>> begin GIVEN DATA
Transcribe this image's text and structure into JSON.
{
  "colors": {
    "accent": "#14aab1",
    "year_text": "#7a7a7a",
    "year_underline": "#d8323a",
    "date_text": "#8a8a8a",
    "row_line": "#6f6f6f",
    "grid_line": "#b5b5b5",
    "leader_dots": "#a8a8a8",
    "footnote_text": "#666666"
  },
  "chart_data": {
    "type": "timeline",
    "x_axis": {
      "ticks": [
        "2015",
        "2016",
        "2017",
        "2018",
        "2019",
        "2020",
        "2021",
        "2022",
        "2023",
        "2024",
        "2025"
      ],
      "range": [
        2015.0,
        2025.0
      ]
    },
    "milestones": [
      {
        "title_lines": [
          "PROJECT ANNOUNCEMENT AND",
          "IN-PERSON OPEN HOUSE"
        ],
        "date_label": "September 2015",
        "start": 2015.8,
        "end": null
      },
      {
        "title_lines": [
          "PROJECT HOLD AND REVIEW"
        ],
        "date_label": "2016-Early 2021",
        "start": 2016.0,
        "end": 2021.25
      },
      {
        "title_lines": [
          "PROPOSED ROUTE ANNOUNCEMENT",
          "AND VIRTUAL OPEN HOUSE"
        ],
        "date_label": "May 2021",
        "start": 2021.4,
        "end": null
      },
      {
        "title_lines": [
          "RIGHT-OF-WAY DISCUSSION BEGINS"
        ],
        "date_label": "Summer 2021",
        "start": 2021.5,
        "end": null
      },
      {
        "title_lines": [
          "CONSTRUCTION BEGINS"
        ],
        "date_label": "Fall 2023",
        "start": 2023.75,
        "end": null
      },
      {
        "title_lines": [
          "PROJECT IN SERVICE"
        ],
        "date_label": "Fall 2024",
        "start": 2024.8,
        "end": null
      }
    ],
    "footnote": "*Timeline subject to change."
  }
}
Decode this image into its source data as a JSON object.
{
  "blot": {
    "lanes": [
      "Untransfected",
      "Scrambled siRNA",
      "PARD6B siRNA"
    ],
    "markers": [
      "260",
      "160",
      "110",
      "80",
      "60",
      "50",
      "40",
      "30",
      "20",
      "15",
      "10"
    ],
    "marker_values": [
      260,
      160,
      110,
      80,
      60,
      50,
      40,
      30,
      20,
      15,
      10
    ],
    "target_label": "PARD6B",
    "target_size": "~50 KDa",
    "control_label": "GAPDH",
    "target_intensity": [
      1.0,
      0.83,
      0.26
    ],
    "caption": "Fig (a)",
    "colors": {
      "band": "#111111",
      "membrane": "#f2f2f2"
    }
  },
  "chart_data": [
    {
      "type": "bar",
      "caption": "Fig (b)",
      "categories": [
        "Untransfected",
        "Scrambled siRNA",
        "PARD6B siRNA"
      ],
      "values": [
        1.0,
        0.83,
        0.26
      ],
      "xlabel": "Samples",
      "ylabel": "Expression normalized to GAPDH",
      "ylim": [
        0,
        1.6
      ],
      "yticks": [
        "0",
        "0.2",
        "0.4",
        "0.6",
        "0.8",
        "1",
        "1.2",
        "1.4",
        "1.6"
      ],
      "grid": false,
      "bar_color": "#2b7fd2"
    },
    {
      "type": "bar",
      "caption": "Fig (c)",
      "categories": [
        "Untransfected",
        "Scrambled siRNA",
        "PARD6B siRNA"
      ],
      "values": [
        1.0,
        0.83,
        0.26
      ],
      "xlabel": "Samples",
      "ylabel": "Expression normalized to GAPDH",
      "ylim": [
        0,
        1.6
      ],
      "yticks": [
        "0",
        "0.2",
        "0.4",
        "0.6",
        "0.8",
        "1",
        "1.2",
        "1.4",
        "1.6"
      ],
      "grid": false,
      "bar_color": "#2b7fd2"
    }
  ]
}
>> end GIVEN DATA
Repeat the material above in full, exactly as it stands.

EXERCISE OUTPUT:
Transcribe this image's text and structure into JSON.
{
  "colors": {
    "accent": "#14aab1",
    "year_text": "#7a7a7a",
    "year_underline": "#d8323a",
    "date_text": "#8a8a8a",
    "row_line": "#6f6f6f",
    "grid_line": "#b5b5b5",
    "leader_dots": "#a8a8a8",
    "footnote_text": "#666666"
  },
  "chart_data": {
    "type": "timeline",
    "x_axis": {
      "ticks": [
        "2015",
        "2016",
        "2017",
        "2018",
        "2019",
        "2020",
        "2021",
        "2022",
        "2023",
        "2024",
        "2025"
      ],
      "range": [
        2015.0,
        2025.0
      ]
    },
    "milestones": [
      {
        "title_lines": [
          "PROJECT ANNOUNCEMENT AND",
          "IN-PERSON OPEN HOUSE"
        ],
        "date_label": "September 2015",
        "start": 2015.8,
        "end": null
      },
      {
        "title_lines": [
          "PROJECT HOLD AND REVIEW"
        ],
        "date_label": "2016-Early 2021",
        "start": 2016.0,
        "end": 2021.25
      },
      {
        "title_lines": [
          "PROPOSED ROUTE ANNOUNCEMENT",
          "AND VIRTUAL OPEN HOUSE"
        ],
        "date_label": "May 2021",
        "start": 2021.4,
        "end": null
      },
      {
        "title_lines": [
          "RIGHT-OF-WAY DISCUSSION BEGINS"
        ],
        "date_label": "Summer 2021",
        "start": 2021.5,
        "end": null
      },
      {
        "title_lines": [
          "CONSTRUCTION BEGINS"
        ],
        "date_label": "Fall 2023",
        "start": 2023.75,
        "end": null
      },
      {
        "title_lines": [
          "PROJECT IN SERVICE"
        ],
        "date_label": "Fall 2024",
        "start": 2024.8,
        "end": null
      }
    ],
    "footnote": "*Timeline subject to change."
  }
}
Decode this image into its source data as a JSON object.
{
  "blot": {
    "lanes": [
      "Untransfected",
      "Scrambled siRNA",
      "PARD6B siRNA"
    ],
    "markers": [
      "260",
      "160",
      "110",
      "80",
      "60",
      "50",
      "40",
      "30",
      "20",
      "15",
      "10"
    ],
    "marker_values": [
      260,
      160,
      110,
      80,
      60,
      50,
      40,
      30,
      20,
      15,
      10
    ],
    "target_label": "PARD6B",
    "target_size": "~50 KDa",
    "control_label": "GAPDH",
    "target_intensity": [
      1.0,
      0.83,
      0.26
    ],
    "caption": "Fig (a)",
    "colors": {
      "band": "#111111",
      "membrane": "#f2f2f2"
    }
  },
  "chart_data": [
    {
      "type": "bar",
      "caption": "Fig (b)",
      "categories": [
        "Untransfected",
        "Scrambled siRNA",
        "PARD6B siRNA"
      ],
      "values": [
        1.0,
        0.83,
        0.26
      ],
      "xlabel": "Samples",
      "ylabel": "Expression normalized to GAPDH",
      "ylim": [
        0,
        1.6
      ],
      "yticks": [
        "0",
        "0.2",
        "0.4",
        "0.6",
        "0.8",
        "1",
        "1.2",
        "1.4",
        "1.6"
      ],
      "grid": false,
      "bar_color": "#2b7fd2"
    },
    {
      "type": "bar",
      "caption": "Fig (c)",
      "categories": [
        "Untransfected",
        "Scrambled siRNA",
        "PARD6B siRNA"
      ],
      "values": [
        1.0,
        0.83,
        0.26
      ],
      "xlabel": "Samples",
      "ylabel": "Expression normalized to GAPDH",
      "ylim": [
        0,
        1.6
      ],
      "yticks": [
        "0",
        "0.2",
        "0.4",
        "0.6",
        "0.8",
        "1",
        "1.2",
        "1.4",
        "1.6"
      ],
      "grid": false,
      "bar_color": "#2b7fd2"
    }
  ]
}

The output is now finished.